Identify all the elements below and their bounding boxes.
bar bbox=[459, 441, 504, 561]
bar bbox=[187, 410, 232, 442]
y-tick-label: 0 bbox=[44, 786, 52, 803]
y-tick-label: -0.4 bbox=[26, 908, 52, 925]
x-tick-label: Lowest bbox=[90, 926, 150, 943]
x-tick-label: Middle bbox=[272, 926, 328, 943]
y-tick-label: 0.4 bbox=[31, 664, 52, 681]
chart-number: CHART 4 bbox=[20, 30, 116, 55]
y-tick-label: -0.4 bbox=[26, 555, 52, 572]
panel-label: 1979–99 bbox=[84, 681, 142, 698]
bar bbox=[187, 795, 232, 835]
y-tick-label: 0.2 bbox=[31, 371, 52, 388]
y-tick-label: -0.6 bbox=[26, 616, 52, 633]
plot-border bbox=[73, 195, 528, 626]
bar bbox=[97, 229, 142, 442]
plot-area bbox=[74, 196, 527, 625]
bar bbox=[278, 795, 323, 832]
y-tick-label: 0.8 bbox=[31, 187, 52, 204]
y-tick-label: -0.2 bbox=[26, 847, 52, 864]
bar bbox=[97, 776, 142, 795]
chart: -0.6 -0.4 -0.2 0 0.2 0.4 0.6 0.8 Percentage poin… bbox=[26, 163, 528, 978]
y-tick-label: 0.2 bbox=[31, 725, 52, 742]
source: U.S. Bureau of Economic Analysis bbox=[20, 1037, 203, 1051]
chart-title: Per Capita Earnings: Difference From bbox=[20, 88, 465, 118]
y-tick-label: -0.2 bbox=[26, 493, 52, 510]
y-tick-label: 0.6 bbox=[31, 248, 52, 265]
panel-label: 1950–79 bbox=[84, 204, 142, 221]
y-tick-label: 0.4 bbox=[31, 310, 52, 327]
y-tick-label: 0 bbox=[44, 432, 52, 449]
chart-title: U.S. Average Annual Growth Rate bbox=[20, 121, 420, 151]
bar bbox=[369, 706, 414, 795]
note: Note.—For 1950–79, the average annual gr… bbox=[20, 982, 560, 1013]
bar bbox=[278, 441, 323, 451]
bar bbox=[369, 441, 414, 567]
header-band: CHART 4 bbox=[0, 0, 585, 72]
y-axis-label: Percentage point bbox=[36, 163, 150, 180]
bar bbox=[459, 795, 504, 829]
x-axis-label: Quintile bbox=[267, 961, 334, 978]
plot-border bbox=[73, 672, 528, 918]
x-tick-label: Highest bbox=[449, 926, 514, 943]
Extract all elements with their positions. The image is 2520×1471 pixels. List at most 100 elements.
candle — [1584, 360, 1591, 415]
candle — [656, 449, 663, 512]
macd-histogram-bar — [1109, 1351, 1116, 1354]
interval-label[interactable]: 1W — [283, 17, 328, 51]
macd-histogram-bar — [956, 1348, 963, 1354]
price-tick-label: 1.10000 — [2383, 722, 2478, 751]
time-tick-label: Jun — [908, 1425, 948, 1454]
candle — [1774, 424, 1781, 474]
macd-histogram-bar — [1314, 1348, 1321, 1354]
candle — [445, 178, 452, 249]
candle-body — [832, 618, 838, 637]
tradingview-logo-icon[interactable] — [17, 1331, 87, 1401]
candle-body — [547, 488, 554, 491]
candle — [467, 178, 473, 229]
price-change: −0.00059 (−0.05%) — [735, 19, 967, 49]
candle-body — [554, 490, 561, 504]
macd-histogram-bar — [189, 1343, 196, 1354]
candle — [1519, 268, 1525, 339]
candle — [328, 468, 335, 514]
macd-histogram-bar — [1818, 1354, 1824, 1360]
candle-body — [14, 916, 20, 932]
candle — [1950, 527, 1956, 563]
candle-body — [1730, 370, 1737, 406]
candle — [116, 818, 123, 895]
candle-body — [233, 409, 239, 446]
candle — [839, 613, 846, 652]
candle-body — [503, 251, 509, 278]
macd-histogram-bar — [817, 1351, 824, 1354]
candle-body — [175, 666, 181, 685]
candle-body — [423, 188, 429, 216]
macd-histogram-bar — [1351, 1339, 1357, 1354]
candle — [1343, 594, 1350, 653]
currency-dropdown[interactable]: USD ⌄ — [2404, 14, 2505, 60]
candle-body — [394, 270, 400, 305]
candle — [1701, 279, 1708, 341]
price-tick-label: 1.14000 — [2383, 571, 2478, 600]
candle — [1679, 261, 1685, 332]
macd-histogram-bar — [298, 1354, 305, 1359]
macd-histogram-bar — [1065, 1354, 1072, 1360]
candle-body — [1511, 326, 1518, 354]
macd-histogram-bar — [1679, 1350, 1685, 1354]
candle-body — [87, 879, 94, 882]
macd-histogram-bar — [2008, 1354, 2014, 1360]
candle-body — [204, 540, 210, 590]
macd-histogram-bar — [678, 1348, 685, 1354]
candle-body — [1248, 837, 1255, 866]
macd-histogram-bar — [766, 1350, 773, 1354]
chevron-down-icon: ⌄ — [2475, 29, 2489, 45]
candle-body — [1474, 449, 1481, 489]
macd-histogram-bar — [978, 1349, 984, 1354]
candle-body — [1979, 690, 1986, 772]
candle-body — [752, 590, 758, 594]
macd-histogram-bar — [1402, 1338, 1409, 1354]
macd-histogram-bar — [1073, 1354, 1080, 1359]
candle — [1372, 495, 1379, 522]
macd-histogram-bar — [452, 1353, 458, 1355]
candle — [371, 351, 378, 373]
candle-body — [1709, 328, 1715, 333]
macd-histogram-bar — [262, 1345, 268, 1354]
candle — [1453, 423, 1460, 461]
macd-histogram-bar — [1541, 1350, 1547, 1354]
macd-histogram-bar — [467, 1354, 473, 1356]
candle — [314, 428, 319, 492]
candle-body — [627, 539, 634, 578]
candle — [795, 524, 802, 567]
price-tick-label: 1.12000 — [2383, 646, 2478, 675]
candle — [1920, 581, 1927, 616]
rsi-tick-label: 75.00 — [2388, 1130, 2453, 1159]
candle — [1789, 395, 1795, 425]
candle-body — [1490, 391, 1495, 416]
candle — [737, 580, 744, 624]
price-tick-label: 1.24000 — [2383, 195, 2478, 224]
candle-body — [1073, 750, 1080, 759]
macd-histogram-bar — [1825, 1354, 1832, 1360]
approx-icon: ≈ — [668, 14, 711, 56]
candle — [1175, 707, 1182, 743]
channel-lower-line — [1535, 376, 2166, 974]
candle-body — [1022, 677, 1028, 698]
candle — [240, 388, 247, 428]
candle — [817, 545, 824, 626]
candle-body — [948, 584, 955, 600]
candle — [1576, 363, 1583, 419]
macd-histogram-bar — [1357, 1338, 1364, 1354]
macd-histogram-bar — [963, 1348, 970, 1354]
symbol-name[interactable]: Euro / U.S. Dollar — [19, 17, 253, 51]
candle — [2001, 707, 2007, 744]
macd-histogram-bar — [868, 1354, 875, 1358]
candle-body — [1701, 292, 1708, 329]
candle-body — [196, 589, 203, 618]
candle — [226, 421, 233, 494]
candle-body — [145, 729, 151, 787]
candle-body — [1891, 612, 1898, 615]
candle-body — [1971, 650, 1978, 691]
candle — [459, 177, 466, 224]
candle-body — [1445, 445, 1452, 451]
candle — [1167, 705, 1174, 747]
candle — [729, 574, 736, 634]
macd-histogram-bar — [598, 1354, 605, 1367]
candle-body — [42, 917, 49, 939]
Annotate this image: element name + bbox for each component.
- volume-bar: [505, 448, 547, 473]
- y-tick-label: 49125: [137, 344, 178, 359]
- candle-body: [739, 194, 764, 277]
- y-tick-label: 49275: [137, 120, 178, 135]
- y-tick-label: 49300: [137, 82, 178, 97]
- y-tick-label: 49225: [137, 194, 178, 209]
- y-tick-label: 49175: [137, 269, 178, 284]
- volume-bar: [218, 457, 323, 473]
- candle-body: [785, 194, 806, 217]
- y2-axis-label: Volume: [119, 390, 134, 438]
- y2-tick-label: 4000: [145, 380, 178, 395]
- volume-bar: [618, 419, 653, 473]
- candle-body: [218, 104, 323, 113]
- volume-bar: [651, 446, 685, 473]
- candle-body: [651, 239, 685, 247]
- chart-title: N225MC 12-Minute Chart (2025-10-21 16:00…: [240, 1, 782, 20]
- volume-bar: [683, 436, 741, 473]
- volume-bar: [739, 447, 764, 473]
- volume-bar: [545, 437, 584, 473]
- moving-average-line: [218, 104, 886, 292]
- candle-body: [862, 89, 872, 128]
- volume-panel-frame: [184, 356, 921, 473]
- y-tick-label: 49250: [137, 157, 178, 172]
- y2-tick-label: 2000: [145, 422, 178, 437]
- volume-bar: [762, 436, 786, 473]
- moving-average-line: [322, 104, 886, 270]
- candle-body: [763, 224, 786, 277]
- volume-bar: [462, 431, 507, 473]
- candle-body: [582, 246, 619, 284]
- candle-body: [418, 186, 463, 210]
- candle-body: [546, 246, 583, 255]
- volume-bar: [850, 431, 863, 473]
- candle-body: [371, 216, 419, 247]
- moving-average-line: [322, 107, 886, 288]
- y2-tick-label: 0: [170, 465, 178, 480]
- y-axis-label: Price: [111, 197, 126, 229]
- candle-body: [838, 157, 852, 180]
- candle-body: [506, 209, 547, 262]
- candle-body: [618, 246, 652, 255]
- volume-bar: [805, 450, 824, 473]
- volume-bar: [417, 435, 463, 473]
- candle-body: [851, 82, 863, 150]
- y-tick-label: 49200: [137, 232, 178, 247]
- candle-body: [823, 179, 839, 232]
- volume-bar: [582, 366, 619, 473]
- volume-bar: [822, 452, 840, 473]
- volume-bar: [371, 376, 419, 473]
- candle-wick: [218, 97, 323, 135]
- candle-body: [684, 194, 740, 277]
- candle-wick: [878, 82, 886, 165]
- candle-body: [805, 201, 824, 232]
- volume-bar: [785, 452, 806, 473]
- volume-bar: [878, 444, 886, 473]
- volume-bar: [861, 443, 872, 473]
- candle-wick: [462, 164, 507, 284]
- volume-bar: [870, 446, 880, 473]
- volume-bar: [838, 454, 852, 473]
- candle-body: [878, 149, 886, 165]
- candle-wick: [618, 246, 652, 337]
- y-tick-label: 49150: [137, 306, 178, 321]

**INSTRUCTIONS FOR THE TASK**
Copy out everything from the very start of the material down through the line containing "y-tick-label: 0.2 bbox=[31, 725, 52, 742]", keeping each line exactly the same and including that last line.

**ANSWER TO THIS TASK**
Identify all the elements below and their bounding boxes.
bar bbox=[459, 441, 504, 561]
bar bbox=[187, 410, 232, 442]
y-tick-label: 0 bbox=[44, 786, 52, 803]
y-tick-label: -0.4 bbox=[26, 908, 52, 925]
x-tick-label: Lowest bbox=[90, 926, 150, 943]
x-tick-label: Middle bbox=[272, 926, 328, 943]
y-tick-label: 0.4 bbox=[31, 664, 52, 681]
chart-number: CHART 4 bbox=[20, 30, 116, 55]
y-tick-label: -0.4 bbox=[26, 555, 52, 572]
panel-label: 1979–99 bbox=[84, 681, 142, 698]
bar bbox=[187, 795, 232, 835]
y-tick-label: 0.2 bbox=[31, 371, 52, 388]
y-tick-label: -0.6 bbox=[26, 616, 52, 633]
plot-border bbox=[73, 195, 528, 626]
bar bbox=[97, 229, 142, 442]
plot-area bbox=[74, 196, 527, 625]
bar bbox=[278, 795, 323, 832]
y-tick-label: 0.8 bbox=[31, 187, 52, 204]
y-tick-label: -0.2 bbox=[26, 847, 52, 864]
bar bbox=[97, 776, 142, 795]
chart: -0.6 -0.4 -0.2 0 0.2 0.4 0.6 0.8 Percentage poin… bbox=[26, 163, 528, 978]
y-tick-label: 0.2 bbox=[31, 725, 52, 742]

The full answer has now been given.